*INSTRUCTIONS FOR THE TASK*:
Copy out the data exactly, leaving the pictures behind.

• • • • •

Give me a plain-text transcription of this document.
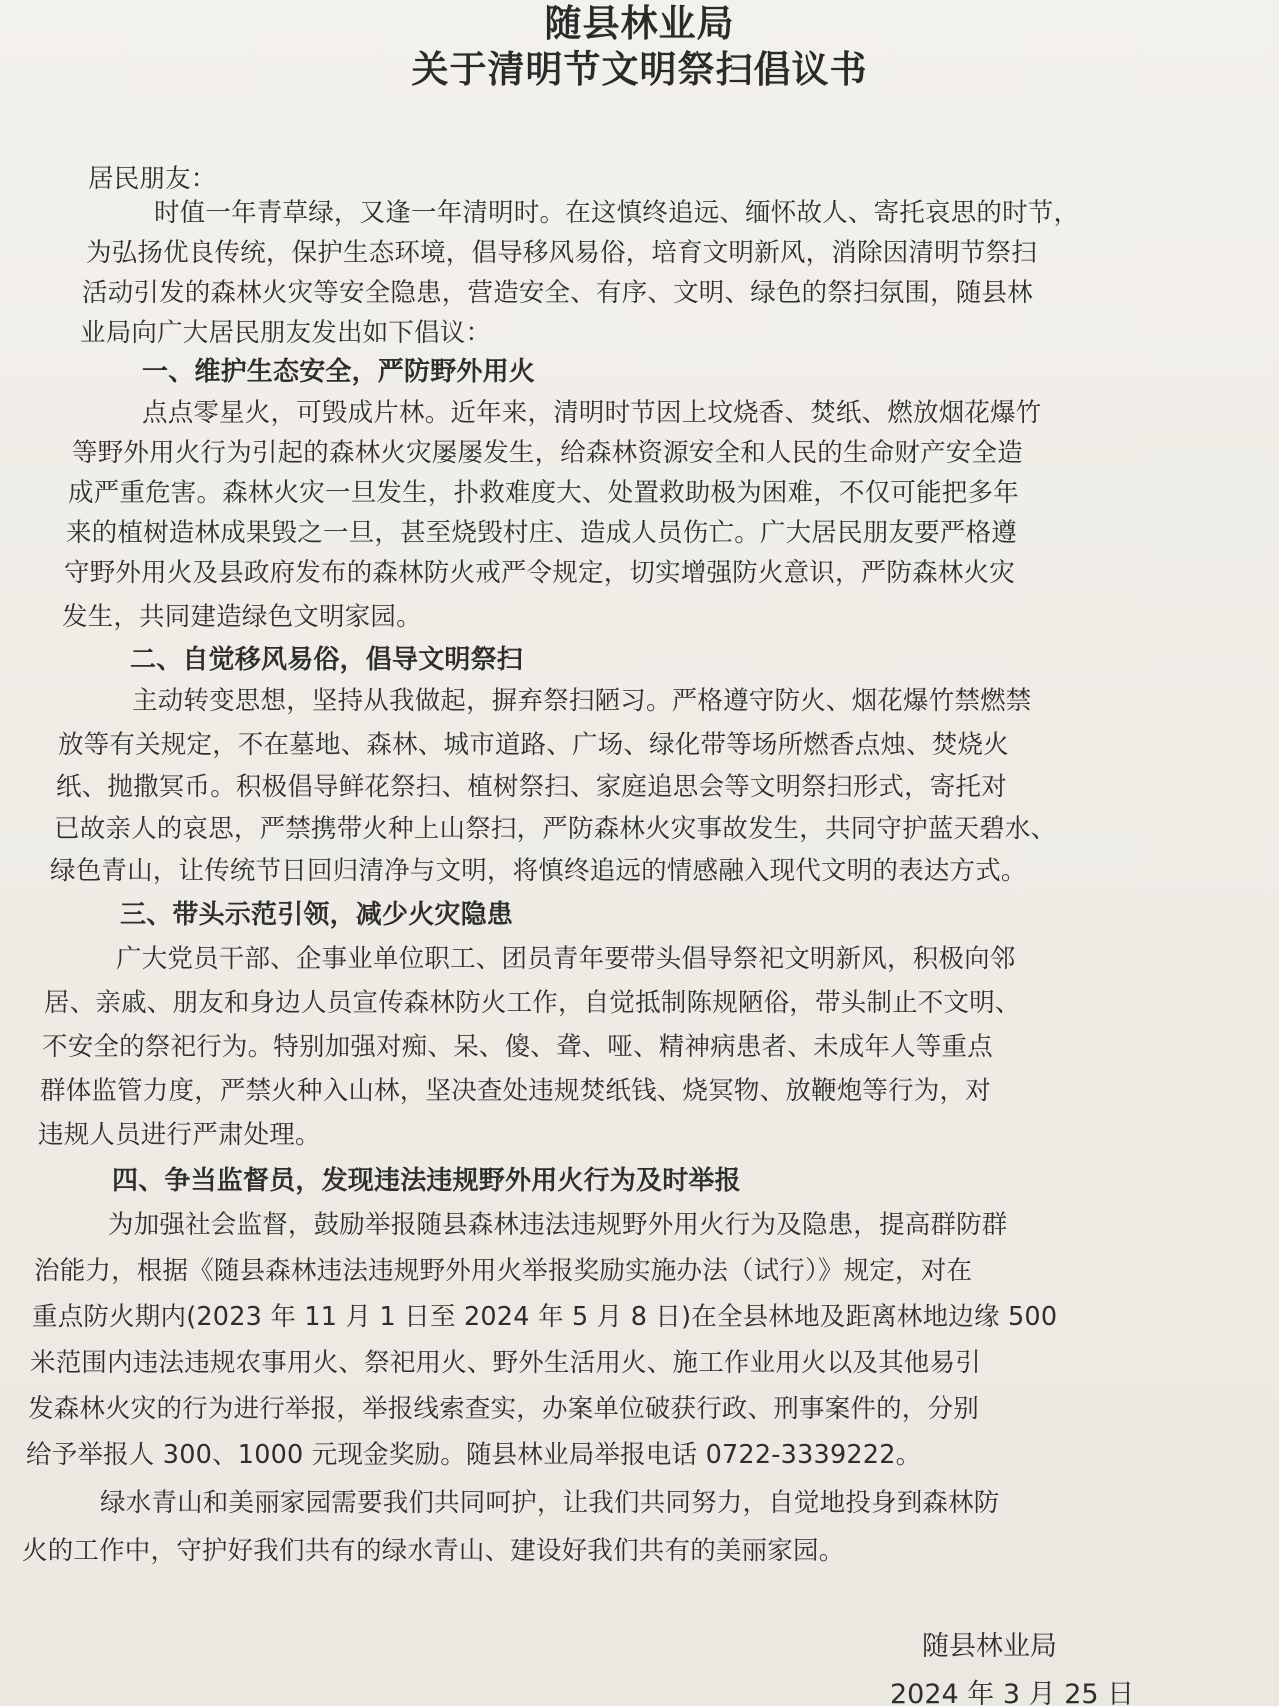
随县林业局
关于清明节文明祭扫倡议书
居民朋友：
时值一年青草绿，又逢一年清明时。在这慎终追远、缅怀故人、寄托哀思的时节，
为弘扬优良传统，保护生态环境，倡导移风易俗，培育文明新风，消除因清明节祭扫
活动引发的森林火灾等安全隐患，营造安全、有序、文明、绿色的祭扫氛围，随县林
业局向广大居民朋友发出如下倡议：
一、维护生态安全，严防野外用火
点点零星火，可毁成片林。近年来，清明时节因上坟烧香、焚纸、燃放烟花爆竹
等野外用火行为引起的森林火灾屡屡发生，给森林资源安全和人民的生命财产安全造
成严重危害。森林火灾一旦发生，扑救难度大、处置救助极为困难，不仅可能把多年
来的植树造林成果毁之一旦，甚至烧毁村庄、造成人员伤亡。广大居民朋友要严格遵
守野外用火及县政府发布的森林防火戒严令规定，切实增强防火意识，严防森林火灾
发生，共同建造绿色文明家园。
二、自觉移风易俗，倡导文明祭扫
主动转变思想，坚持从我做起，摒弃祭扫陋习。严格遵守防火、烟花爆竹禁燃禁
放等有关规定，不在墓地、森林、城市道路、广场、绿化带等场所燃香点烛、焚烧火
纸、抛撒冥币。积极倡导鲜花祭扫、植树祭扫、家庭追思会等文明祭扫形式，寄托对
已故亲人的哀思，严禁携带火种上山祭扫，严防森林火灾事故发生，共同守护蓝天碧水、
绿色青山，让传统节日回归清净与文明，将慎终追远的情感融入现代文明的表达方式。
三、带头示范引领，减少火灾隐患
广大党员干部、企事业单位职工、团员青年要带头倡导祭祀文明新风，积极向邻
居、亲戚、朋友和身边人员宣传森林防火工作，自觉抵制陈规陋俗，带头制止不文明、
不安全的祭祀行为。特别加强对痴、呆、傻、聋、哑、精神病患者、未成年人等重点
群体监管力度，严禁火种入山林，坚决查处违规焚纸钱、烧冥物、放鞭炮等行为，对
违规人员进行严肃处理。
四、争当监督员，发现违法违规野外用火行为及时举报
为加强社会监督，鼓励举报随县森林违法违规野外用火行为及隐患，提高群防群
治能力，根据《随县森林违法违规野外用火举报奖励实施办法（试行）》规定，对在
重点防火期内(2023 年 11 月 1 日至 2024 年 5 月 8 日)在全县林地及距离林地边缘 500
米范围内违法违规农事用火、祭祀用火、野外生活用火、施工作业用火以及其他易引
发森林火灾的行为进行举报，举报线索查实，办案单位破获行政、刑事案件的，分别
给予举报人 300、1000 元现金奖励。随县林业局举报电话 0722-3339222。
绿水青山和美丽家园需要我们共同呵护，让我们共同努力，自觉地投身到森林防
火的工作中，守护好我们共有的绿水青山、建设好我们共有的美丽家园。
随县林业局
2024 年 3 月 25 日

• • • • •

*ANSWER IN FULL*:
Give me a plain-text transcription of this document.
随县林业局
关于清明节文明祭扫倡议书
居民朋友：
时值一年青草绿，又逢一年清明时。在这慎终追远、缅怀故人、寄托哀思的时节，
为弘扬优良传统，保护生态环境，倡导移风易俗，培育文明新风，消除因清明节祭扫
活动引发的森林火灾等安全隐患，营造安全、有序、文明、绿色的祭扫氛围，随县林
业局向广大居民朋友发出如下倡议：
一、维护生态安全，严防野外用火
点点零星火，可毁成片林。近年来，清明时节因上坟烧香、焚纸、燃放烟花爆竹
等野外用火行为引起的森林火灾屡屡发生，给森林资源安全和人民的生命财产安全造
成严重危害。森林火灾一旦发生，扑救难度大、处置救助极为困难，不仅可能把多年
来的植树造林成果毁之一旦，甚至烧毁村庄、造成人员伤亡。广大居民朋友要严格遵
守野外用火及县政府发布的森林防火戒严令规定，切实增强防火意识，严防森林火灾
发生，共同建造绿色文明家园。
二、自觉移风易俗，倡导文明祭扫
主动转变思想，坚持从我做起，摒弃祭扫陋习。严格遵守防火、烟花爆竹禁燃禁
放等有关规定，不在墓地、森林、城市道路、广场、绿化带等场所燃香点烛、焚烧火
纸、抛撒冥币。积极倡导鲜花祭扫、植树祭扫、家庭追思会等文明祭扫形式，寄托对
已故亲人的哀思，严禁携带火种上山祭扫，严防森林火灾事故发生，共同守护蓝天碧水、
绿色青山，让传统节日回归清净与文明，将慎终追远的情感融入现代文明的表达方式。
三、带头示范引领，减少火灾隐患
广大党员干部、企事业单位职工、团员青年要带头倡导祭祀文明新风，积极向邻
居、亲戚、朋友和身边人员宣传森林防火工作，自觉抵制陈规陋俗，带头制止不文明、
不安全的祭祀行为。特别加强对痴、呆、傻、聋、哑、精神病患者、未成年人等重点
群体监管力度，严禁火种入山林，坚决查处违规焚纸钱、烧冥物、放鞭炮等行为，对
违规人员进行严肃处理。
四、争当监督员，发现违法违规野外用火行为及时举报
为加强社会监督，鼓励举报随县森林违法违规野外用火行为及隐患，提高群防群
治能力，根据《随县森林违法违规野外用火举报奖励实施办法（试行）》规定，对在
重点防火期内(2023 年 11 月 1 日至 2024 年 5 月 8 日)在全县林地及距离林地边缘 500
米范围内违法违规农事用火、祭祀用火、野外生活用火、施工作业用火以及其他易引
发森林火灾的行为进行举报，举报线索查实，办案单位破获行政、刑事案件的，分别
给予举报人 300、1000 元现金奖励。随县林业局举报电话 0722-3339222。
绿水青山和美丽家园需要我们共同呵护，让我们共同努力，自觉地投身到森林防
火的工作中，守护好我们共有的绿水青山、建设好我们共有的美丽家园。
随县林业局
2024 年 3 月 25 日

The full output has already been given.